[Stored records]
◆ ◆ ◆ ◆ ◆ ◆ ◆
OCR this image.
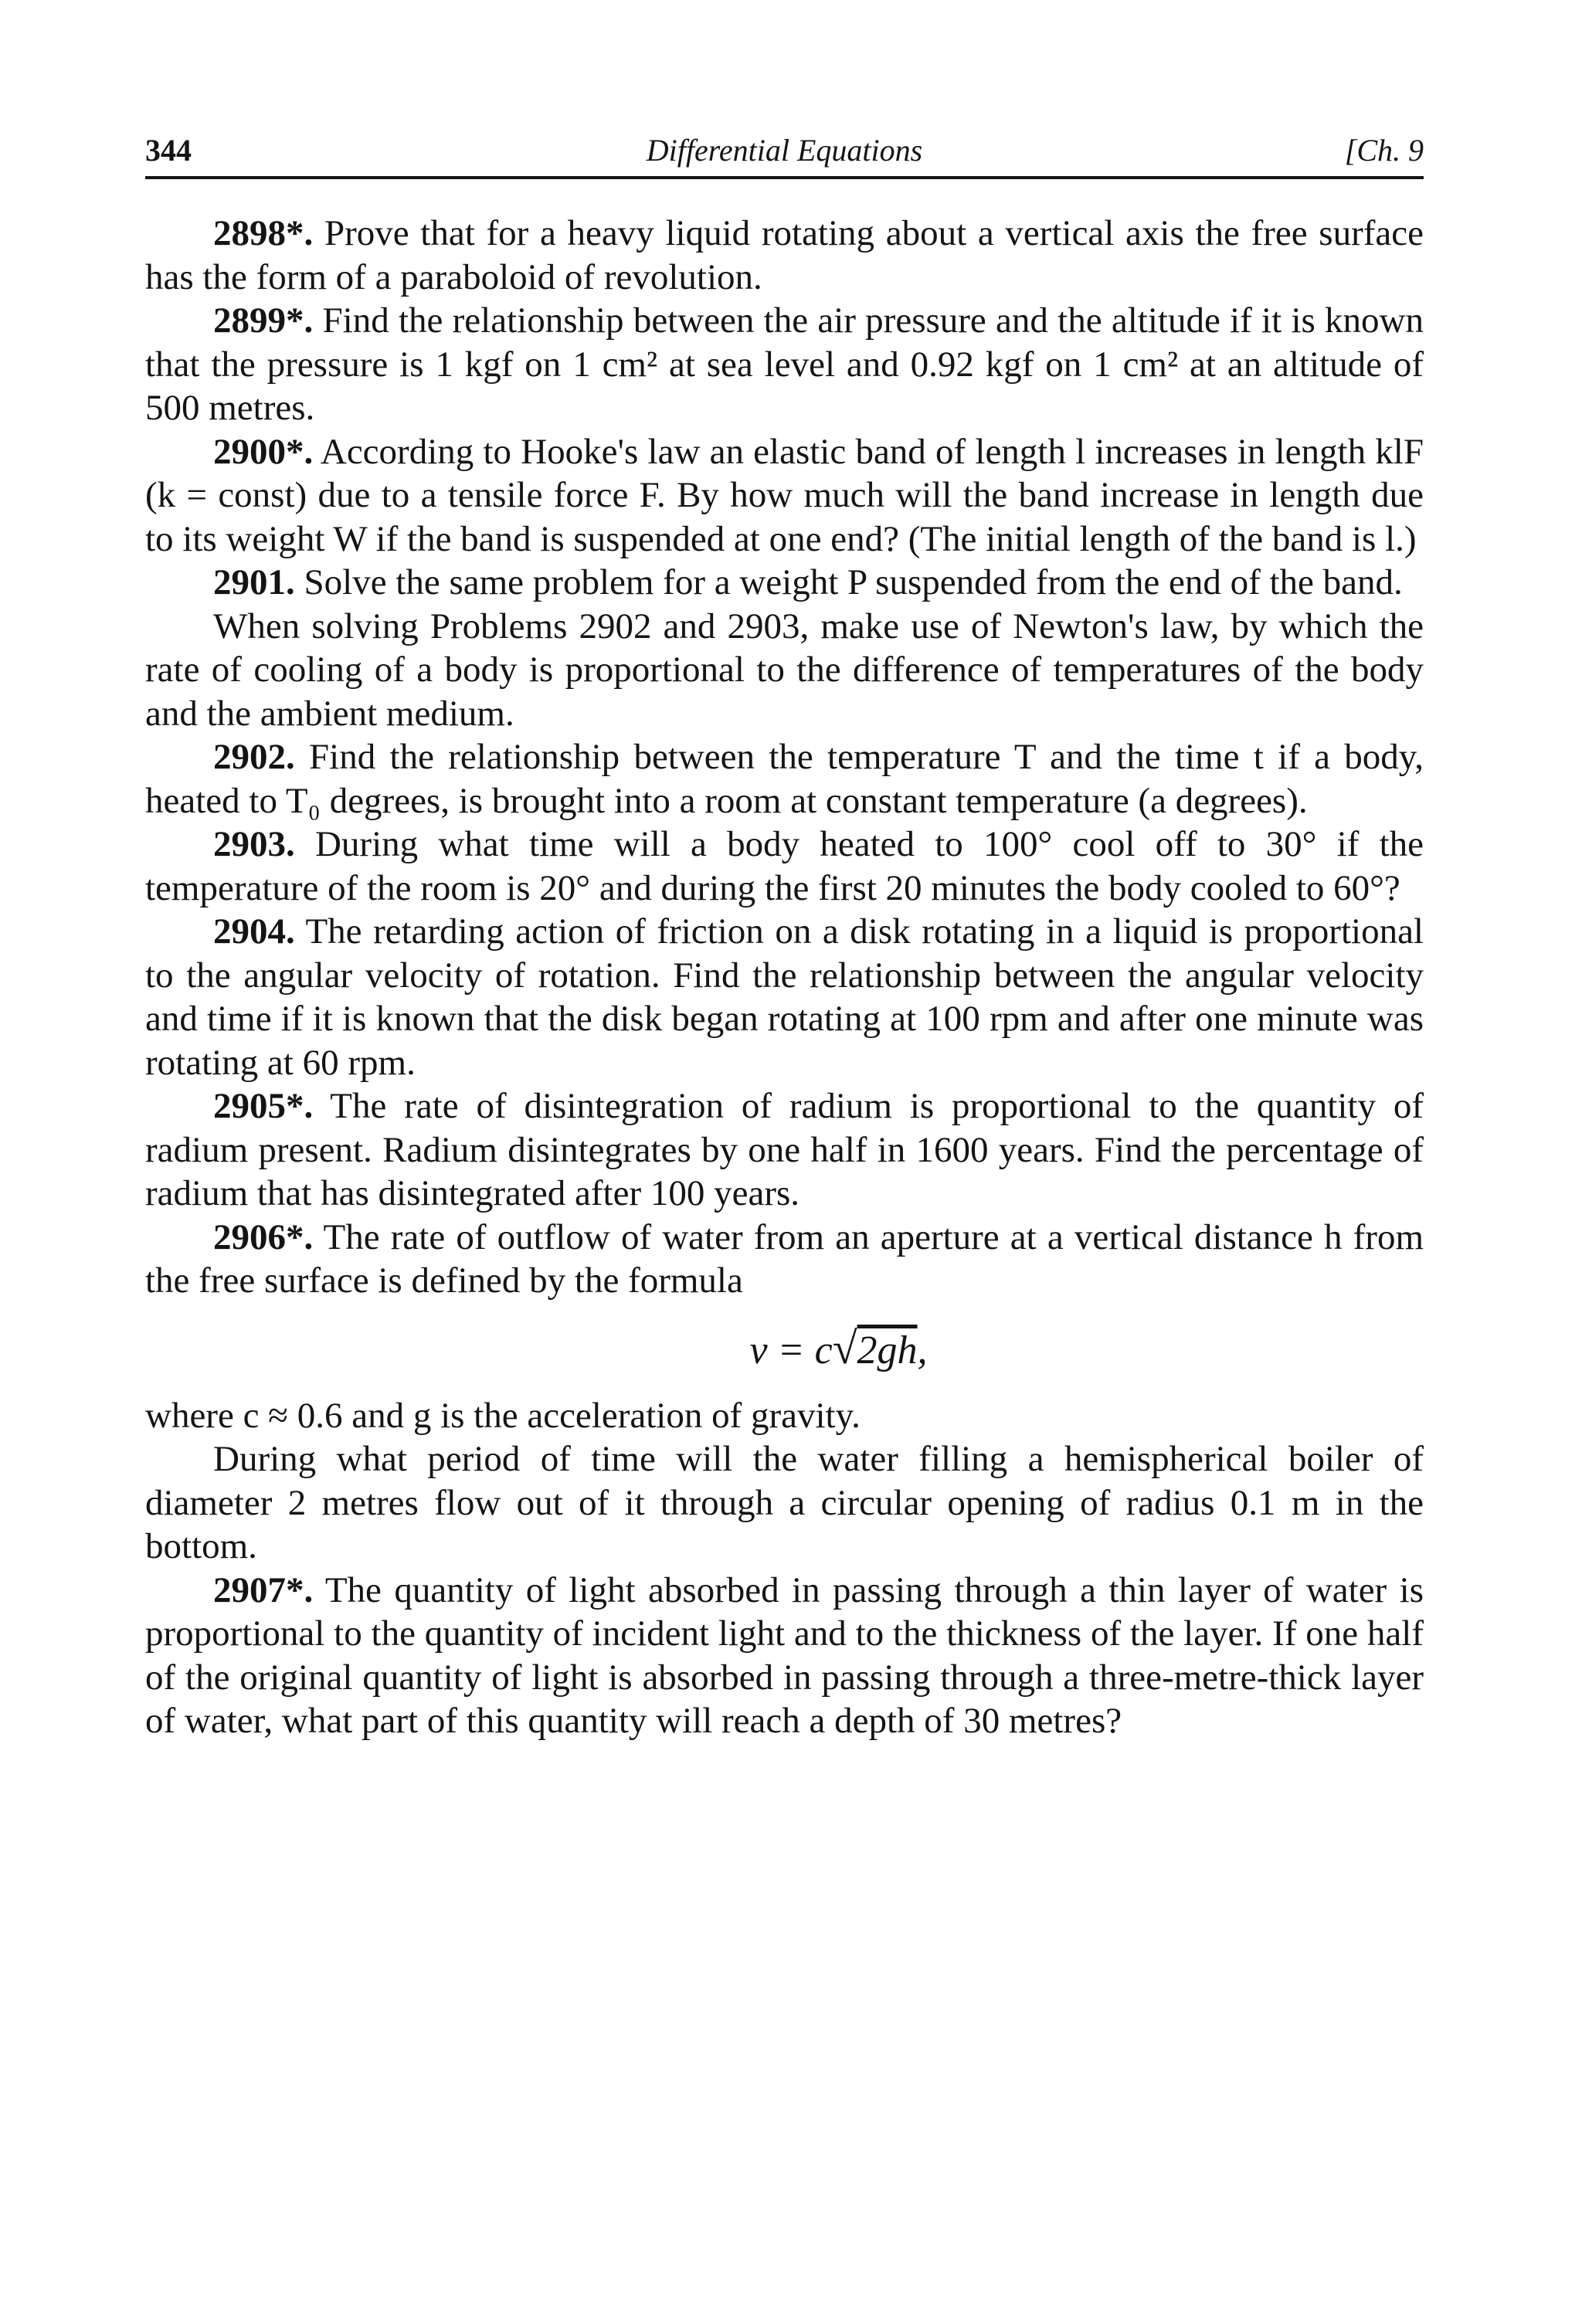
344	Differential Equations	[Ch. 9

2898*. Prove that for a heavy liquid rotating about a vertical axis the free surface has the form of a paraboloid of revolution.

2899*. Find the relationship between the air pressure and the altitude if it is known that the pressure is 1 kgf on 1 cm² at sea level and 0.92 kgf on 1 cm² at an altitude of 500 metres.

2900*. According to Hooke's law an elastic band of length l increases in length klF (k = const) due to a tensile force F. By how much will the band increase in length due to its weight W if the band is suspended at one end? (The initial length of the band is l.)

2901. Solve the same problem for a weight P suspended from the end of the band.

When solving Problems 2902 and 2903, make use of Newton's law, by which the rate of cooling of a body is proportional to the difference of temperatures of the body and the ambient medium.

2902. Find the relationship between the temperature T and the time t if a body, heated to T₀ degrees, is brought into a room at constant temperature (a degrees).

2903. During what time will a body heated to 100° cool off to 30° if the temperature of the room is 20° and during the first 20 minutes the body cooled to 60°?

2904. The retarding action of friction on a disk rotating in a liquid is proportional to the angular velocity of rotation. Find the relationship between the angular velocity and time if it is known that the disk began rotating at 100 rpm and after one minute was rotating at 60 rpm.

2905*. The rate of disintegration of radium is proportional to the quantity of radium present. Radium disintegrates by one half in 1600 years. Find the percentage of radium that has disintegrated after 100 years.

2906*. The rate of outflow of water from an aperture at a vertical distance h from the free surface is defined by the formula

v = c√2gh,

where c ≈ 0.6 and g is the acceleration of gravity.

During what period of time will the water filling a hemispherical boiler of diameter 2 metres flow out of it through a circular opening of radius 0.1 m in the bottom.

2907*. The quantity of light absorbed in passing through a thin layer of water is proportional to the quantity of incident light and to the thickness of the layer. If one half of the original quantity of light is absorbed in passing through a three-metre-thick layer of water, what part of this quantity will reach a depth of 30 metres?
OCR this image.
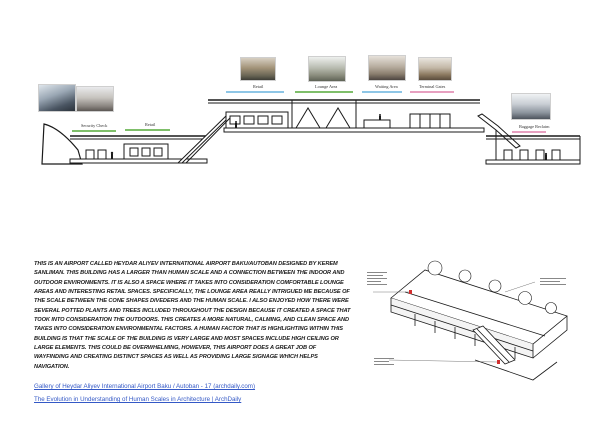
Security Check	Retail
Retail	Lounge Area	Waiting Area	Terminal Gates
Baggage Reclaim

THIS IS AN AIRPORT CALLED HEYDAR ALIYEV INTERNATIONAL AIRPORT BAKU/AUTOBAN DESIGNED BY KEREM SANLIMAN. THIS BUILDING HAS A LARGER THAN HUMAN SCALE AND A CONNECTION BETWEEN THE INDOOR AND OUTDOOR ENVIRONMENTS. IT IS ALSO A SPACE WHERE IT TAKES INTO CONSIDERATION COMFORTABLE LOUNGE AREAS AND INTERESTING RETAIL SPACES. SPECIFICALLY, THE LOUNGE AREA REALLY INTRIGUED ME BECAUSE OF THE SCALE BETWEEN THE CONE SHAPES DIVEDERS AND THE HUMAN SCALE. I ALSO ENJOYED HOW THERE WERE SEVERAL POTTED PLANTS AND TREES INCLUDED THROUGHOUT THE DESIGN BECAUSE IT CREATED A SPACE THAT TOOK INTO CONSIDERATION THE OUTDOORS. THIS CREATES A MORE NATURAL, CALMING, AND CLEAN SPACE AND TAKES INTO CONSIDERATION ENVIRONMENTAL FACTORS. A HUMAN FACTOR THAT IS HIGHLIGHTING WITHIN THIS BUILDING IS THAT THE SCALE OF THE BUILDING IS VERY LARGE AND MOST SPACES INCLUDE HIGH CEILING OR LARGE ELEMENTS. THIS COULD BE OVERWHELMING, HOWEVER, THIS AIRPORT DOES A GREAT JOB OF WAYFINDING AND CREATING DISTINCT SPACES AS WELL AS PROVIDING LARGE SIGNAGE WHICH HELPS NAVIGATION.

Gallery of Heydar Aliyev International Airport Baku / Autoban - 17 (archdaily.com)
The Evolution in Understanding of Human Scales in Architecture | ArchDaily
◆ ◆ ◆ ◆ ◆ ◆ ◆
#### Set exercise
Copy each line above that contains the string "During".

#### Answer to this exercise
2903. During what time will a body heated to 100° cool off to 30° if the temperature of the room is 20° and during the first 20 minutes the body cooled to 60°?
During what period of time will the water filling a hemispherical boiler of diameter 2 metres flow out of it through a circular opening of radius 0.1 m in the bottom.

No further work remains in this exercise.